_Records provided_

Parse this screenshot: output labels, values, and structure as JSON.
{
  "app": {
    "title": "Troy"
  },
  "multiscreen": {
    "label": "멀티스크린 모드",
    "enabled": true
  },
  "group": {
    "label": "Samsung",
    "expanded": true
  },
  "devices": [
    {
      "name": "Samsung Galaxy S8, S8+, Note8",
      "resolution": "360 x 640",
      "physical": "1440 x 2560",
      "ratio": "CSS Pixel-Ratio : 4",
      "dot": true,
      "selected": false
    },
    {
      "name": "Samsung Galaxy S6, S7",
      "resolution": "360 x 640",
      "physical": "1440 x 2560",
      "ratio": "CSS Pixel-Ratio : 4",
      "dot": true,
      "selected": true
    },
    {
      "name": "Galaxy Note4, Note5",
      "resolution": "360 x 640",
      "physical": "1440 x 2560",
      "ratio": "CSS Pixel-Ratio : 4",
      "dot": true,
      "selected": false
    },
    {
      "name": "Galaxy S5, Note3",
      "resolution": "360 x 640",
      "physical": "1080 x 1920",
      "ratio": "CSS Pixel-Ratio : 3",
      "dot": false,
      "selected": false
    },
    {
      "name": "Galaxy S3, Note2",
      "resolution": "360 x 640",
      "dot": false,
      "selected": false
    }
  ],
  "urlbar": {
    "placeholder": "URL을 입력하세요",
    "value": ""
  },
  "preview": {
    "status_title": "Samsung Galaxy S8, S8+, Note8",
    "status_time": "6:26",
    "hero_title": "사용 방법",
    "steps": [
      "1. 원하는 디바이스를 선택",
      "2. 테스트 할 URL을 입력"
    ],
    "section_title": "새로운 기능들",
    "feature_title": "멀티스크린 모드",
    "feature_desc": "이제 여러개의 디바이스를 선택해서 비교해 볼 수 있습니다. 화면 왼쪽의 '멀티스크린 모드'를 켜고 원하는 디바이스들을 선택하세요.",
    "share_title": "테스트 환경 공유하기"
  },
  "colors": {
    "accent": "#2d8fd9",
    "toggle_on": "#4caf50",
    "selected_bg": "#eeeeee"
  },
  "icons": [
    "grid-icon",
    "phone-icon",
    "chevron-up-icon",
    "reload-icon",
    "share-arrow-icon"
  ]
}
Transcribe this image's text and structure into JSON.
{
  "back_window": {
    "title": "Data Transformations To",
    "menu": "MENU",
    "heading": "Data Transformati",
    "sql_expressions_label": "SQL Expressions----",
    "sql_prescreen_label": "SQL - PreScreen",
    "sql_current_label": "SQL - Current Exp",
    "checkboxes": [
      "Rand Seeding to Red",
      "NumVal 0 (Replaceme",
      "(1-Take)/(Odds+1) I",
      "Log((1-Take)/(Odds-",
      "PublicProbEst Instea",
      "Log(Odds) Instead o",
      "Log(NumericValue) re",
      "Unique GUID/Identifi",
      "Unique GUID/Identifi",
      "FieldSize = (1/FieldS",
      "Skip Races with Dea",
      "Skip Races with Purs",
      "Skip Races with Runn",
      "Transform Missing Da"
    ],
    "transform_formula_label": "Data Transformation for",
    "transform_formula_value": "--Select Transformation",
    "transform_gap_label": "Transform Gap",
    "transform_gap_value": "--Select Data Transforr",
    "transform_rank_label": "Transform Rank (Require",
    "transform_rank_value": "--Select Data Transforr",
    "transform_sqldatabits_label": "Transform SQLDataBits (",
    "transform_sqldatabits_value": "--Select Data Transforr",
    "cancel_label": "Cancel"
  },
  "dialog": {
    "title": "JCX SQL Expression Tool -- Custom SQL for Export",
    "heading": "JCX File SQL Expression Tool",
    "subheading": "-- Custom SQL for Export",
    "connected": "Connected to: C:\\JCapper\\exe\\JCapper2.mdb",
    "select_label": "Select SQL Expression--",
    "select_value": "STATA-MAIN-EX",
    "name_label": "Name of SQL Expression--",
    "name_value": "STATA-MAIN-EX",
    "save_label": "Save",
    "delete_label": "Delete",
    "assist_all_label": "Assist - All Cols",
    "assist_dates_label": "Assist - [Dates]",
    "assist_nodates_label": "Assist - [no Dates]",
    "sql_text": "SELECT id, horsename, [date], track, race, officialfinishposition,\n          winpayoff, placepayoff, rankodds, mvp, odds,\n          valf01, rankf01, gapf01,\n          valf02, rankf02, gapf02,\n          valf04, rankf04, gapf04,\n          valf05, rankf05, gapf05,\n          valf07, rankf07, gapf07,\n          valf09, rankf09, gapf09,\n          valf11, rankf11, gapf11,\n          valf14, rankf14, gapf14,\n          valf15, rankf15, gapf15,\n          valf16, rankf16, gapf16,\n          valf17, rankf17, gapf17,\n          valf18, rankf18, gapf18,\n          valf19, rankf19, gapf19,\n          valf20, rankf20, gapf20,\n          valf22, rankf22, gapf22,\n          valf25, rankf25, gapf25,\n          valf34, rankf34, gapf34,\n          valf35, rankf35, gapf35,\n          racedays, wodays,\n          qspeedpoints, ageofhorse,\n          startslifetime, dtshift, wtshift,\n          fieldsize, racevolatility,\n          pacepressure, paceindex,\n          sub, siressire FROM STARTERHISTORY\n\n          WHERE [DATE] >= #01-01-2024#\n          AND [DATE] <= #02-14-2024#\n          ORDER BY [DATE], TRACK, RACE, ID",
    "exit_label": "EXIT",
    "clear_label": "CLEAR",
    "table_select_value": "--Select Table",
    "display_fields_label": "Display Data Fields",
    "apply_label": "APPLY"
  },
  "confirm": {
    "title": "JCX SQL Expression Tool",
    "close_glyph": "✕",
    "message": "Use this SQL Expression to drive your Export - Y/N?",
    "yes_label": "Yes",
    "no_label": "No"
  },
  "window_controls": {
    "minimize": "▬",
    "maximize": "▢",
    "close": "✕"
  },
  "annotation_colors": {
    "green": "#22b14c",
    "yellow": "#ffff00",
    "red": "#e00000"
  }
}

_Task to carry out_
Extract all lines from the material above that include the word "Samsung".

_Written solution_
    "label": "Samsung",
      "name": "Samsung Galaxy S8, S8+, Note8",
      "name": "Samsung Galaxy S6, S7",
    "status_title": "Samsung Galaxy S8, S8+, Note8",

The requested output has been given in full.